▶ [AIM OF THE EXERCISE] Locate the string "word" in the records below. Copy every line where it occurs.

[Records]
— Start —
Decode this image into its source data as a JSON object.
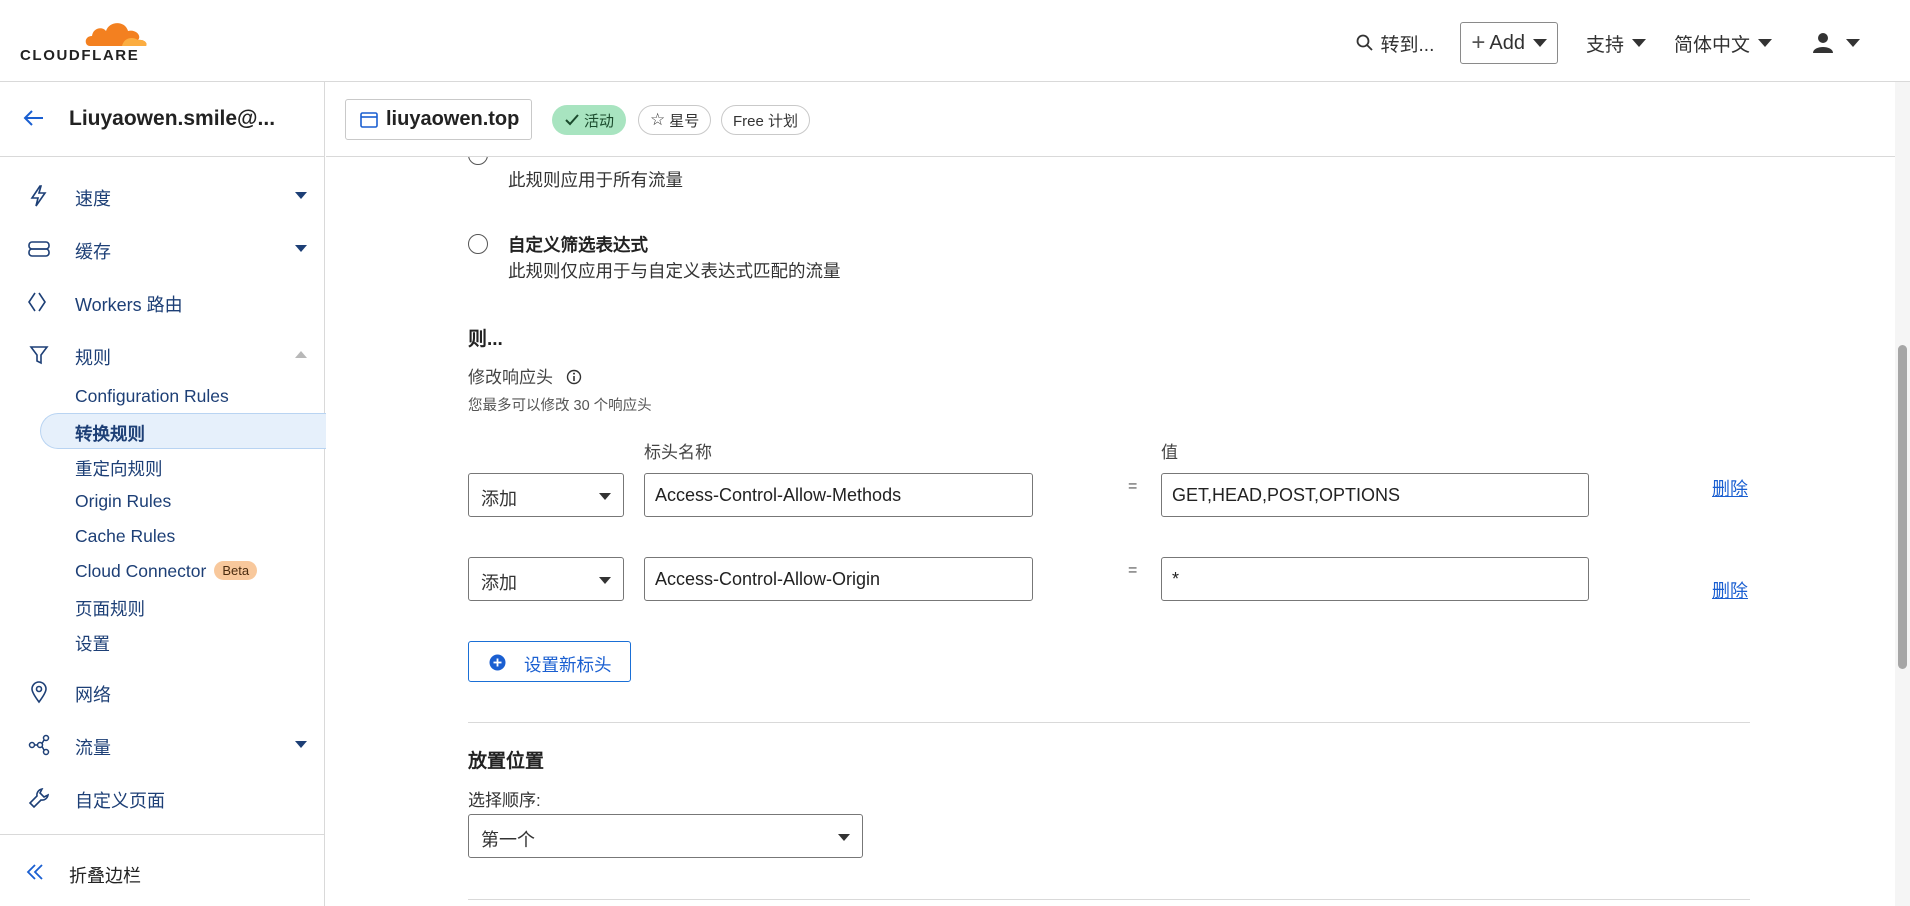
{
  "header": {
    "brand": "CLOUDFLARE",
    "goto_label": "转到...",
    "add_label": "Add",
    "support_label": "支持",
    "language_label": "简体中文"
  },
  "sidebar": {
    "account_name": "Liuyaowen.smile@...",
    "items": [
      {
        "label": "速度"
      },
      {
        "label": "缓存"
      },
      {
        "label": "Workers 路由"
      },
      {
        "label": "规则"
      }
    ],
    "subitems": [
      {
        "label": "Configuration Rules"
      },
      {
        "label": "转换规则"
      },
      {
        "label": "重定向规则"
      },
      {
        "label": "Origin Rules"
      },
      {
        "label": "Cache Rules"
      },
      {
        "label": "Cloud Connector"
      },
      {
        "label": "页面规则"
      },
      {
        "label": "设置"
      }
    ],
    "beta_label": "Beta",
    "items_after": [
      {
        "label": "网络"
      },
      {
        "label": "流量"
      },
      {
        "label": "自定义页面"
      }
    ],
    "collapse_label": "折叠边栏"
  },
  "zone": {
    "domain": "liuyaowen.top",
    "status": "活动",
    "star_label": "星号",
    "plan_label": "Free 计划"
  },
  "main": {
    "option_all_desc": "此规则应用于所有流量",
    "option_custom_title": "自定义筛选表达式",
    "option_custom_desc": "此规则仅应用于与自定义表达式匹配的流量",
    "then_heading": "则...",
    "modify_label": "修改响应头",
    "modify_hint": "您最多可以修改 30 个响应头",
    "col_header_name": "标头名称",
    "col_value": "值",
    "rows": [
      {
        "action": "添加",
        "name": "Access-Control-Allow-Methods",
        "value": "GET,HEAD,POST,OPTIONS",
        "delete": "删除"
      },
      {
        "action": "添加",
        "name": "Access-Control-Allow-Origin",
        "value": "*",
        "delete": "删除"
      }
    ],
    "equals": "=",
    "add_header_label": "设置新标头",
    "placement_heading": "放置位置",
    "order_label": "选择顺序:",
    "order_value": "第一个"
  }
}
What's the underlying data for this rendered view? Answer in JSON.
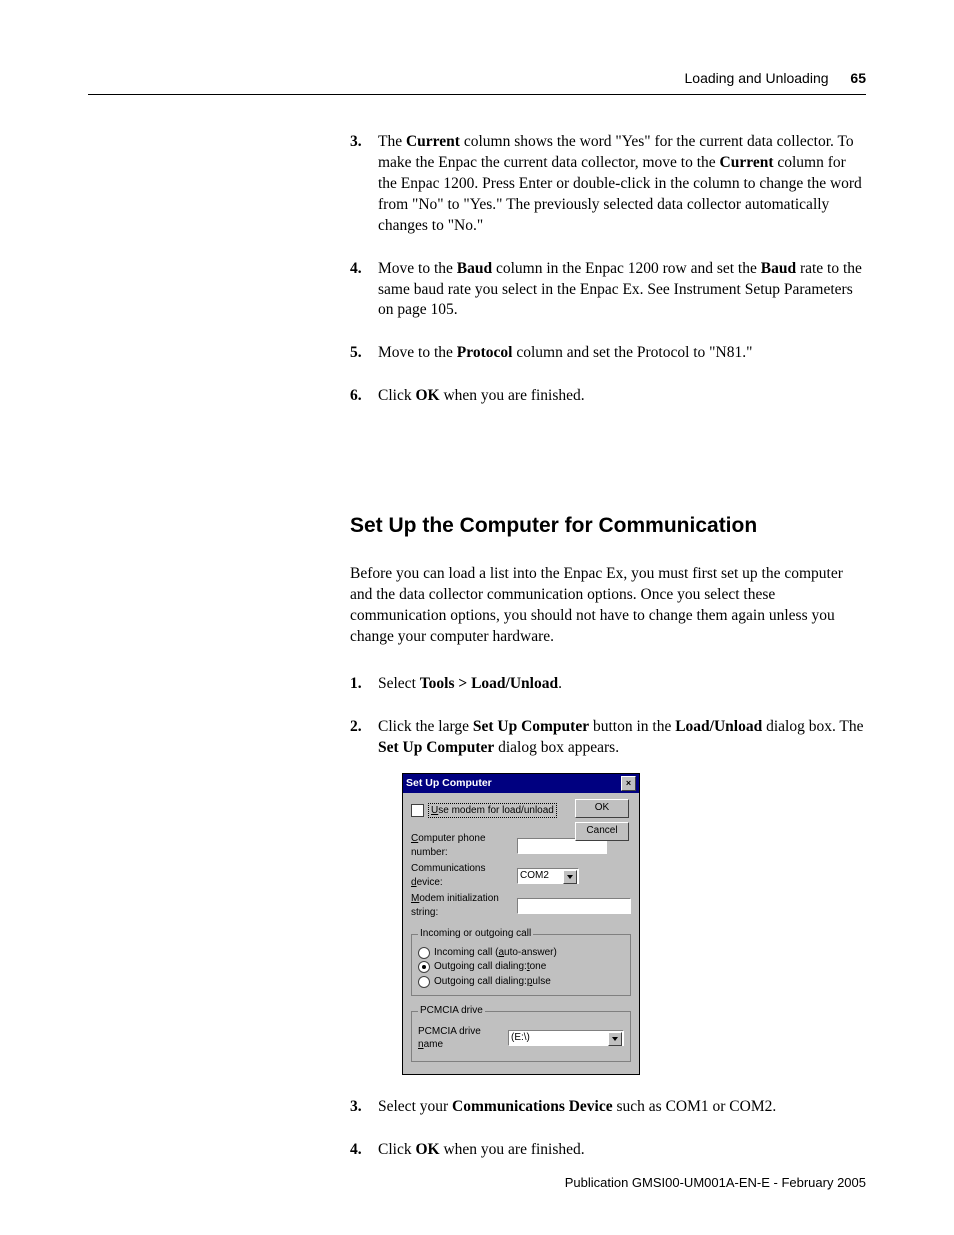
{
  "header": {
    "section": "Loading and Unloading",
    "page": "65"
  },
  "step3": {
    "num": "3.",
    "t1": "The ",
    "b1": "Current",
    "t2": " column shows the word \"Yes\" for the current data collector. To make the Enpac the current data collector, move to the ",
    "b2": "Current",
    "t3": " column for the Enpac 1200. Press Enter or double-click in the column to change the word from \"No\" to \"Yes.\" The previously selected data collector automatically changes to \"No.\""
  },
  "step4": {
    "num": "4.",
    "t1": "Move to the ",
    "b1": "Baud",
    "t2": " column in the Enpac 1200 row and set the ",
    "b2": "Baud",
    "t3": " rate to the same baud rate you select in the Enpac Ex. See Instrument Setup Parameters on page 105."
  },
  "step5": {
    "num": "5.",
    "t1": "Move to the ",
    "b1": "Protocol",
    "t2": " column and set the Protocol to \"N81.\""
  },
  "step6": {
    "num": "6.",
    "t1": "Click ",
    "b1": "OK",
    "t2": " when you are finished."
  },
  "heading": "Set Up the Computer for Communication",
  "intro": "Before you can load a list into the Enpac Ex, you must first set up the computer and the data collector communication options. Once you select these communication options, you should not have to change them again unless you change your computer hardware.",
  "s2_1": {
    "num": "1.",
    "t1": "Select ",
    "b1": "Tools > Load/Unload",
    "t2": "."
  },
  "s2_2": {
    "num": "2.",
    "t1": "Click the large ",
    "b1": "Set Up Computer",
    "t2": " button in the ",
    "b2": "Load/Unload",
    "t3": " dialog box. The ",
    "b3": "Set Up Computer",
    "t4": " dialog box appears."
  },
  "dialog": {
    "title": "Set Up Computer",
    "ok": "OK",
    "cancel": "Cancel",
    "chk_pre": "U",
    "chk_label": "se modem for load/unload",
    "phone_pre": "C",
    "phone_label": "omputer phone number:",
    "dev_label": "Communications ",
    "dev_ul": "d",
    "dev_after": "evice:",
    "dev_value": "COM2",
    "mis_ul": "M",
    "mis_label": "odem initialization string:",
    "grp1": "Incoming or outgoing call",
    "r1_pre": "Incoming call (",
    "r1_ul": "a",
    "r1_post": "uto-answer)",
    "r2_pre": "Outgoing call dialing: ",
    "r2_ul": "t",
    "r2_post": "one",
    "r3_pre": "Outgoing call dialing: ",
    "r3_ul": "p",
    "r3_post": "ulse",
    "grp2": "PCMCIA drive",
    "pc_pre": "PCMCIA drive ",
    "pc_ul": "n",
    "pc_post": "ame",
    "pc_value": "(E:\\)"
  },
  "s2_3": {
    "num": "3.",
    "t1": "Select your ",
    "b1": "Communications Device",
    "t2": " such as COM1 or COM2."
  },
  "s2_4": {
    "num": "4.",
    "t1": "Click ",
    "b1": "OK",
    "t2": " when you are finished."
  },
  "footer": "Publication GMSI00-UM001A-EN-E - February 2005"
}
— End —
▶ [ANSWER TO THIS EXERCISE]
    "t2": " column shows the word \"Yes\" for the current data collector. To make the Enpac the current data collector, move to the ",
    "t3": " column for the Enpac 1200. Press Enter or double-click in the column to change the word from \"No\" to \"Yes.\" The previously selected data collector automatically changes to \"No.\""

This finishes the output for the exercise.